**Set exercise**
Print the data exactly as it is given, please.

**Data excerpts**

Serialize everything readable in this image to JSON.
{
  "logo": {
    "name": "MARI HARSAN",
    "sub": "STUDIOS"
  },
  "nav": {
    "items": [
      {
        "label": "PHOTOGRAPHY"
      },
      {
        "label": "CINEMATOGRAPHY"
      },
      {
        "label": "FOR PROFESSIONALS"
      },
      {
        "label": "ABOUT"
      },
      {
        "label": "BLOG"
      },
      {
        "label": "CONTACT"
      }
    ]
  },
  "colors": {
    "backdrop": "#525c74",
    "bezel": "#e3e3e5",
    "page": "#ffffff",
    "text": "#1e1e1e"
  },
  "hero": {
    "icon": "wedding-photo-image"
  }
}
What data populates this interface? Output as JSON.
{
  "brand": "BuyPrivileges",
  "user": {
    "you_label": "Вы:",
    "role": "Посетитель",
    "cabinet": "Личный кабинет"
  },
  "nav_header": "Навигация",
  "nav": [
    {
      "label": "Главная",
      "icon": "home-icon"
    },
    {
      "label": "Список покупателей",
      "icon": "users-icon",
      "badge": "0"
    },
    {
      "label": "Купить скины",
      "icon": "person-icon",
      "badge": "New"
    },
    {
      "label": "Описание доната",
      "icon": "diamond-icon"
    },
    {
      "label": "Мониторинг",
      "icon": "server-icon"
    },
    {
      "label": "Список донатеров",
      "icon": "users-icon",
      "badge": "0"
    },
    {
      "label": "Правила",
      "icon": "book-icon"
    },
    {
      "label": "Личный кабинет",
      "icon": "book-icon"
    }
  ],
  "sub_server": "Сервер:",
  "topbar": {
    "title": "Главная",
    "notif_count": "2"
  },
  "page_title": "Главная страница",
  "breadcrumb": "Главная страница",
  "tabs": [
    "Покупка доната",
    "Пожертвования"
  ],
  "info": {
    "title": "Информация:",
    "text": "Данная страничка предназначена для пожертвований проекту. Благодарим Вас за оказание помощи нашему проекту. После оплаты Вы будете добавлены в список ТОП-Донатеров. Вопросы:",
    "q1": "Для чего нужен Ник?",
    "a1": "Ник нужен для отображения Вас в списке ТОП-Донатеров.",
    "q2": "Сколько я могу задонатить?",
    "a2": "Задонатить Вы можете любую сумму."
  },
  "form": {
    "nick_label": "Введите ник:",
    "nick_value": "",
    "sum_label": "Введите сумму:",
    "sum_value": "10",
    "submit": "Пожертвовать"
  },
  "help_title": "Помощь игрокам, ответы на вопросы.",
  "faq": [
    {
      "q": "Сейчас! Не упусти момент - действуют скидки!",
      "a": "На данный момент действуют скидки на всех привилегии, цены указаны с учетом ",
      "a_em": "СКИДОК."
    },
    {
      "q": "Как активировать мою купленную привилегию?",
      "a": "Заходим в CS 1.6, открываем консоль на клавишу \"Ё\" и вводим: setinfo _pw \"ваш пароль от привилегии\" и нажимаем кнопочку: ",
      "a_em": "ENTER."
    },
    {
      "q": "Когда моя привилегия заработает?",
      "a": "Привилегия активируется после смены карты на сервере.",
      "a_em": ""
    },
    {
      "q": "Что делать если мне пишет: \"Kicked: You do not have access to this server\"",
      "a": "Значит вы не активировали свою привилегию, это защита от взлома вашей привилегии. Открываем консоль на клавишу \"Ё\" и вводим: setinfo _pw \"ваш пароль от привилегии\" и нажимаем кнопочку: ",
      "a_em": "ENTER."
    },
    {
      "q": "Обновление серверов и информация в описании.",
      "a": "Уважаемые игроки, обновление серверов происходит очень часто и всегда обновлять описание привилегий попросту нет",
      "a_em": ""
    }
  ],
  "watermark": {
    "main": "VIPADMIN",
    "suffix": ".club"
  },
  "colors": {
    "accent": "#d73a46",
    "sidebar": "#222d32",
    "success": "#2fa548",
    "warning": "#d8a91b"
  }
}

**Task solution**
Serialize everything readable in this image to JSON.
{
  "logo": {
    "name": "MARI HARSAN",
    "sub": "STUDIOS"
  },
  "nav": {
    "items": [
      {
        "label": "PHOTOGRAPHY"
      },
      {
        "label": "CINEMATOGRAPHY"
      },
      {
        "label": "FOR PROFESSIONALS"
      },
      {
        "label": "ABOUT"
      },
      {
        "label": "BLOG"
      },
      {
        "label": "CONTACT"
      }
    ]
  },
  "colors": {
    "backdrop": "#525c74",
    "bezel": "#e3e3e5",
    "page": "#ffffff",
    "text": "#1e1e1e"
  },
  "hero": {
    "icon": "wedding-photo-image"
  }
}
What data populates this interface? Output as JSON.
{
  "brand": "BuyPrivileges",
  "user": {
    "you_label": "Вы:",
    "role": "Посетитель",
    "cabinet": "Личный кабинет"
  },
  "nav_header": "Навигация",
  "nav": [
    {
      "label": "Главная",
      "icon": "home-icon"
    },
    {
      "label": "Список покупателей",
      "icon": "users-icon",
      "badge": "0"
    },
    {
      "label": "Купить скины",
      "icon": "person-icon",
      "badge": "New"
    },
    {
      "label": "Описание доната",
      "icon": "diamond-icon"
    },
    {
      "label": "Мониторинг",
      "icon": "server-icon"
    },
    {
      "label": "Список донатеров",
      "icon": "users-icon",
      "badge": "0"
    },
    {
      "label": "Правила",
      "icon": "book-icon"
    },
    {
      "label": "Личный кабинет",
      "icon": "book-icon"
    }
  ],
  "sub_server": "Сервер:",
  "topbar": {
    "title": "Главная",
    "notif_count": "2"
  },
  "page_title": "Главная страница",
  "breadcrumb": "Главная страница",
  "tabs": [
    "Покупка доната",
    "Пожертвования"
  ],
  "info": {
    "title": "Информация:",
    "text": "Данная страничка предназначена для пожертвований проекту. Благодарим Вас за оказание помощи нашему проекту. После оплаты Вы будете добавлены в список ТОП-Донатеров. Вопросы:",
    "q1": "Для чего нужен Ник?",
    "a1": "Ник нужен для отображения Вас в списке ТОП-Донатеров.",
    "q2": "Сколько я могу задонатить?",
    "a2": "Задонатить Вы можете любую сумму."
  },
  "form": {
    "nick_label": "Введите ник:",
    "nick_value": "",
    "sum_label": "Введите сумму:",
    "sum_value": "10",
    "submit": "Пожертвовать"
  },
  "help_title": "Помощь игрокам, ответы на вопросы.",
  "faq": [
    {
      "q": "Сейчас! Не упусти момент - действуют скидки!",
      "a": "На данный момент действуют скидки на всех привилегии, цены указаны с учетом ",
      "a_em": "СКИДОК."
    },
    {
      "q": "Как активировать мою купленную привилегию?",
      "a": "Заходим в CS 1.6, открываем консоль на клавишу \"Ё\" и вводим: setinfo _pw \"ваш пароль от привилегии\" и нажимаем кнопочку: ",
      "a_em": "ENTER."
    },
    {
      "q": "Когда моя привилегия заработает?",
      "a": "Привилегия активируется после смены карты на сервере.",
      "a_em": ""
    },
    {
      "q": "Что делать если мне пишет: \"Kicked: You do not have access to this server\"",
      "a": "Значит вы не активировали свою привилегию, это защита от взлома вашей привилегии. Открываем консоль на клавишу \"Ё\" и вводим: setinfo _pw \"ваш пароль от привилегии\" и нажимаем кнопочку: ",
      "a_em": "ENTER."
    },
    {
      "q": "Обновление серверов и информация в описании.",
      "a": "Уважаемые игроки, обновление серверов происходит очень часто и всегда обновлять описание привилегий попросту нет",
      "a_em": ""
    }
  ],
  "watermark": {
    "main": "VIPADMIN",
    "suffix": ".club"
  },
  "colors": {
    "accent": "#d73a46",
    "sidebar": "#222d32",
    "success": "#2fa548",
    "warning": "#d8a91b"
  }
}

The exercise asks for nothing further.